Problem to solve: Each record is to be transcribed exactly.

**** Task data ****

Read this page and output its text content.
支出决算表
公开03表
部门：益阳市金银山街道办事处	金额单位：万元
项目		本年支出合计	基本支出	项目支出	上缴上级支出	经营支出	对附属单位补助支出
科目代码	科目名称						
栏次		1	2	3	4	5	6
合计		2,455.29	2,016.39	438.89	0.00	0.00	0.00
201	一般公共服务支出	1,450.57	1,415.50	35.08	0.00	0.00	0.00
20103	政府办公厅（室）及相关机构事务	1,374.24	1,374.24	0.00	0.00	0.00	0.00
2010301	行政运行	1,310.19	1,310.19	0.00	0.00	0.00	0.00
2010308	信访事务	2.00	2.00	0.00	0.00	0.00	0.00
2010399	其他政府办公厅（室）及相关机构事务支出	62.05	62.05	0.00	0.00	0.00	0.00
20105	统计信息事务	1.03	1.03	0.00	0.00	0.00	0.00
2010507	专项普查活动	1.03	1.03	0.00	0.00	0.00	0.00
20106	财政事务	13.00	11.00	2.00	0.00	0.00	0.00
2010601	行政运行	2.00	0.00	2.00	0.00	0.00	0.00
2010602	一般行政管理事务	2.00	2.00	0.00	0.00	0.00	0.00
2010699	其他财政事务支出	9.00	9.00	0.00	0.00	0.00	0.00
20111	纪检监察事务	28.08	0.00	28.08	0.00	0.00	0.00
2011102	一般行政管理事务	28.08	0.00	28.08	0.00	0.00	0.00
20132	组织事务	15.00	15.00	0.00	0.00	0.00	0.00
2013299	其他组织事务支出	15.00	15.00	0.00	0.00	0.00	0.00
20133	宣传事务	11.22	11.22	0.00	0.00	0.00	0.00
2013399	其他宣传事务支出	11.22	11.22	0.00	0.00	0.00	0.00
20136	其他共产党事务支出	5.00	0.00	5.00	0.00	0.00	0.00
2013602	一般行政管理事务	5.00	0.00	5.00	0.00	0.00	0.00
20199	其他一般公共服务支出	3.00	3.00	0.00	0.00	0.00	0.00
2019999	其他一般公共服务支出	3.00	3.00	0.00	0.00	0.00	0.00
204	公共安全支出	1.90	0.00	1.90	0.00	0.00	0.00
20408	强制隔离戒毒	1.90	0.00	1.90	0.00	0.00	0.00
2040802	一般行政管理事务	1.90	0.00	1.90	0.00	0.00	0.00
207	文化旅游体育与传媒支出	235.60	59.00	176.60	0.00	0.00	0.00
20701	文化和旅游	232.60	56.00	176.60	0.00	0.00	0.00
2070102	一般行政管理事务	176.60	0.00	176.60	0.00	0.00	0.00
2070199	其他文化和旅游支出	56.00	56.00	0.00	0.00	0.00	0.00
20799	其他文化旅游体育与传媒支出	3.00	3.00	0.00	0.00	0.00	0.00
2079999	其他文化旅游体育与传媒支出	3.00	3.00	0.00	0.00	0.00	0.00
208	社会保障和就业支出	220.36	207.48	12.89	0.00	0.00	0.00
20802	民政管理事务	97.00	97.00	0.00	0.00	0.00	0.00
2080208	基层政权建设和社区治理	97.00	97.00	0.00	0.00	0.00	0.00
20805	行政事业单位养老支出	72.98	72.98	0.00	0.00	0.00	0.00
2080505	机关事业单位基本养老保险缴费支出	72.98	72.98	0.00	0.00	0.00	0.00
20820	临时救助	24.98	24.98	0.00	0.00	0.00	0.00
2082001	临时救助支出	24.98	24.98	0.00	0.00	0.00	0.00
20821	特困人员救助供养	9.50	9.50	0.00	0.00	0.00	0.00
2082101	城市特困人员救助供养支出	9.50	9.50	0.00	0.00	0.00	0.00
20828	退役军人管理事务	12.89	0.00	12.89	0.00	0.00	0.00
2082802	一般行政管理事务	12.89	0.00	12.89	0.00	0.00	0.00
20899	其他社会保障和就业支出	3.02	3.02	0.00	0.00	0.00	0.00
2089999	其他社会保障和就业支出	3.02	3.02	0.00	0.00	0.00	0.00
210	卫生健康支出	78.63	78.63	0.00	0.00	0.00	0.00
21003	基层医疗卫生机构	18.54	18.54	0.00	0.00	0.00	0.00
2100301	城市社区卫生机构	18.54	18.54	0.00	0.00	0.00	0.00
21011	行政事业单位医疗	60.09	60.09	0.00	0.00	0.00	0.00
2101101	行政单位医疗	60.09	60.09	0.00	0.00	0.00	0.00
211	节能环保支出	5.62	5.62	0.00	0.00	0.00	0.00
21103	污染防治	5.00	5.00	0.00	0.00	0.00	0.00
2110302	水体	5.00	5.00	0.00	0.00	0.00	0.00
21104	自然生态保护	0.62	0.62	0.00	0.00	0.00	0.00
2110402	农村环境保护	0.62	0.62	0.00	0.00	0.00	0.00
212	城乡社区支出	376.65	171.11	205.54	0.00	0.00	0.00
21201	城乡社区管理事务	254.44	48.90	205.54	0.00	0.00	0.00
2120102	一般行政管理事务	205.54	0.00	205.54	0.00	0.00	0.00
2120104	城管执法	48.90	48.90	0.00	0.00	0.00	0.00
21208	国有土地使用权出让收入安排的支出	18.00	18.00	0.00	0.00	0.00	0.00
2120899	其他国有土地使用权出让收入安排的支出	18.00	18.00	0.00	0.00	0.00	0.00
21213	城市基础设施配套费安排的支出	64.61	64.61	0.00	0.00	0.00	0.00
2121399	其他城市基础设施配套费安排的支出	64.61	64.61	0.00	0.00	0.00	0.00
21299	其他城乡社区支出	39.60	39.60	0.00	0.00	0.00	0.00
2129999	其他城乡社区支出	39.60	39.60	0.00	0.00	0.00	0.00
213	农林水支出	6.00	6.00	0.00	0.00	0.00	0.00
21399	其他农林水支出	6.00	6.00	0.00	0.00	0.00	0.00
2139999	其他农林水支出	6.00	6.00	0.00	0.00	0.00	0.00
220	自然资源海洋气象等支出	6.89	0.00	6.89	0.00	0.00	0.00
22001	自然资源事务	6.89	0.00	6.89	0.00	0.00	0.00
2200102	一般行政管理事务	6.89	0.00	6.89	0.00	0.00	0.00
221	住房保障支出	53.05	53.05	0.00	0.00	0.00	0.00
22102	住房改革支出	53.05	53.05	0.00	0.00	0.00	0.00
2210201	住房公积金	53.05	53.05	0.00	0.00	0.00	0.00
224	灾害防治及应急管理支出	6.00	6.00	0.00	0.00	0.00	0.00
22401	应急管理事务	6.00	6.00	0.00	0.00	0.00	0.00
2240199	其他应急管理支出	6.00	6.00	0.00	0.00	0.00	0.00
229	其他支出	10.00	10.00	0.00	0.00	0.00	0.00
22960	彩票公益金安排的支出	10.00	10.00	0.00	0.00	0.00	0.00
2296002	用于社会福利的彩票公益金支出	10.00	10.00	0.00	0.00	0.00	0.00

****

The response:
Read this page and output its text content.
支出决算表
公开03表
部门：益阳市金银山街道办事处	金额单位：万元
项目		本年支出合计	基本支出	项目支出	上缴上级支出	经营支出	对附属单位补助支出
科目代码	科目名称						
栏次		1	2	3	4	5	6
合计		2,455.29	2,016.39	438.89	0.00	0.00	0.00
201	一般公共服务支出	1,450.57	1,415.50	35.08	0.00	0.00	0.00
20103	政府办公厅（室）及相关机构事务	1,374.24	1,374.24	0.00	0.00	0.00	0.00
2010301	行政运行	1,310.19	1,310.19	0.00	0.00	0.00	0.00
2010308	信访事务	2.00	2.00	0.00	0.00	0.00	0.00
2010399	其他政府办公厅（室）及相关机构事务支出	62.05	62.05	0.00	0.00	0.00	0.00
20105	统计信息事务	1.03	1.03	0.00	0.00	0.00	0.00
2010507	专项普查活动	1.03	1.03	0.00	0.00	0.00	0.00
20106	财政事务	13.00	11.00	2.00	0.00	0.00	0.00
2010601	行政运行	2.00	0.00	2.00	0.00	0.00	0.00
2010602	一般行政管理事务	2.00	2.00	0.00	0.00	0.00	0.00
2010699	其他财政事务支出	9.00	9.00	0.00	0.00	0.00	0.00
20111	纪检监察事务	28.08	0.00	28.08	0.00	0.00	0.00
2011102	一般行政管理事务	28.08	0.00	28.08	0.00	0.00	0.00
20132	组织事务	15.00	15.00	0.00	0.00	0.00	0.00
2013299	其他组织事务支出	15.00	15.00	0.00	0.00	0.00	0.00
20133	宣传事务	11.22	11.22	0.00	0.00	0.00	0.00
2013399	其他宣传事务支出	11.22	11.22	0.00	0.00	0.00	0.00
20136	其他共产党事务支出	5.00	0.00	5.00	0.00	0.00	0.00
2013602	一般行政管理事务	5.00	0.00	5.00	0.00	0.00	0.00
20199	其他一般公共服务支出	3.00	3.00	0.00	0.00	0.00	0.00
2019999	其他一般公共服务支出	3.00	3.00	0.00	0.00	0.00	0.00
204	公共安全支出	1.90	0.00	1.90	0.00	0.00	0.00
20408	强制隔离戒毒	1.90	0.00	1.90	0.00	0.00	0.00
2040802	一般行政管理事务	1.90	0.00	1.90	0.00	0.00	0.00
207	文化旅游体育与传媒支出	235.60	59.00	176.60	0.00	0.00	0.00
20701	文化和旅游	232.60	56.00	176.60	0.00	0.00	0.00
2070102	一般行政管理事务	176.60	0.00	176.60	0.00	0.00	0.00
2070199	其他文化和旅游支出	56.00	56.00	0.00	0.00	0.00	0.00
20799	其他文化旅游体育与传媒支出	3.00	3.00	0.00	0.00	0.00	0.00
2079999	其他文化旅游体育与传媒支出	3.00	3.00	0.00	0.00	0.00	0.00
208	社会保障和就业支出	220.36	207.48	12.89	0.00	0.00	0.00
20802	民政管理事务	97.00	97.00	0.00	0.00	0.00	0.00
2080208	基层政权建设和社区治理	97.00	97.00	0.00	0.00	0.00	0.00
20805	行政事业单位养老支出	72.98	72.98	0.00	0.00	0.00	0.00
2080505	机关事业单位基本养老保险缴费支出	72.98	72.98	0.00	0.00	0.00	0.00
20820	临时救助	24.98	24.98	0.00	0.00	0.00	0.00
2082001	临时救助支出	24.98	24.98	0.00	0.00	0.00	0.00
20821	特困人员救助供养	9.50	9.50	0.00	0.00	0.00	0.00
2082101	城市特困人员救助供养支出	9.50	9.50	0.00	0.00	0.00	0.00
20828	退役军人管理事务	12.89	0.00	12.89	0.00	0.00	0.00
2082802	一般行政管理事务	12.89	0.00	12.89	0.00	0.00	0.00
20899	其他社会保障和就业支出	3.02	3.02	0.00	0.00	0.00	0.00
2089999	其他社会保障和就业支出	3.02	3.02	0.00	0.00	0.00	0.00
210	卫生健康支出	78.63	78.63	0.00	0.00	0.00	0.00
21003	基层医疗卫生机构	18.54	18.54	0.00	0.00	0.00	0.00
2100301	城市社区卫生机构	18.54	18.54	0.00	0.00	0.00	0.00
21011	行政事业单位医疗	60.09	60.09	0.00	0.00	0.00	0.00
2101101	行政单位医疗	60.09	60.09	0.00	0.00	0.00	0.00
211	节能环保支出	5.62	5.62	0.00	0.00	0.00	0.00
21103	污染防治	5.00	5.00	0.00	0.00	0.00	0.00
2110302	水体	5.00	5.00	0.00	0.00	0.00	0.00
21104	自然生态保护	0.62	0.62	0.00	0.00	0.00	0.00
2110402	农村环境保护	0.62	0.62	0.00	0.00	0.00	0.00
212	城乡社区支出	376.65	171.11	205.54	0.00	0.00	0.00
21201	城乡社区管理事务	254.44	48.90	205.54	0.00	0.00	0.00
2120102	一般行政管理事务	205.54	0.00	205.54	0.00	0.00	0.00
2120104	城管执法	48.90	48.90	0.00	0.00	0.00	0.00
21208	国有土地使用权出让收入安排的支出	18.00	18.00	0.00	0.00	0.00	0.00
2120899	其他国有土地使用权出让收入安排的支出	18.00	18.00	0.00	0.00	0.00	0.00
21213	城市基础设施配套费安排的支出	64.61	64.61	0.00	0.00	0.00	0.00
2121399	其他城市基础设施配套费安排的支出	64.61	64.61	0.00	0.00	0.00	0.00
21299	其他城乡社区支出	39.60	39.60	0.00	0.00	0.00	0.00
2129999	其他城乡社区支出	39.60	39.60	0.00	0.00	0.00	0.00
213	农林水支出	6.00	6.00	0.00	0.00	0.00	0.00
21399	其他农林水支出	6.00	6.00	0.00	0.00	0.00	0.00
2139999	其他农林水支出	6.00	6.00	0.00	0.00	0.00	0.00
220	自然资源海洋气象等支出	6.89	0.00	6.89	0.00	0.00	0.00
22001	自然资源事务	6.89	0.00	6.89	0.00	0.00	0.00
2200102	一般行政管理事务	6.89	0.00	6.89	0.00	0.00	0.00
221	住房保障支出	53.05	53.05	0.00	0.00	0.00	0.00
22102	住房改革支出	53.05	53.05	0.00	0.00	0.00	0.00
2210201	住房公积金	53.05	53.05	0.00	0.00	0.00	0.00
224	灾害防治及应急管理支出	6.00	6.00	0.00	0.00	0.00	0.00
22401	应急管理事务	6.00	6.00	0.00	0.00	0.00	0.00
2240199	其他应急管理支出	6.00	6.00	0.00	0.00	0.00	0.00
229	其他支出	10.00	10.00	0.00	0.00	0.00	0.00
22960	彩票公益金安排的支出	10.00	10.00	0.00	0.00	0.00	0.00
2296002	用于社会福利的彩票公益金支出	10.00	10.00	0.00	0.00	0.00	0.00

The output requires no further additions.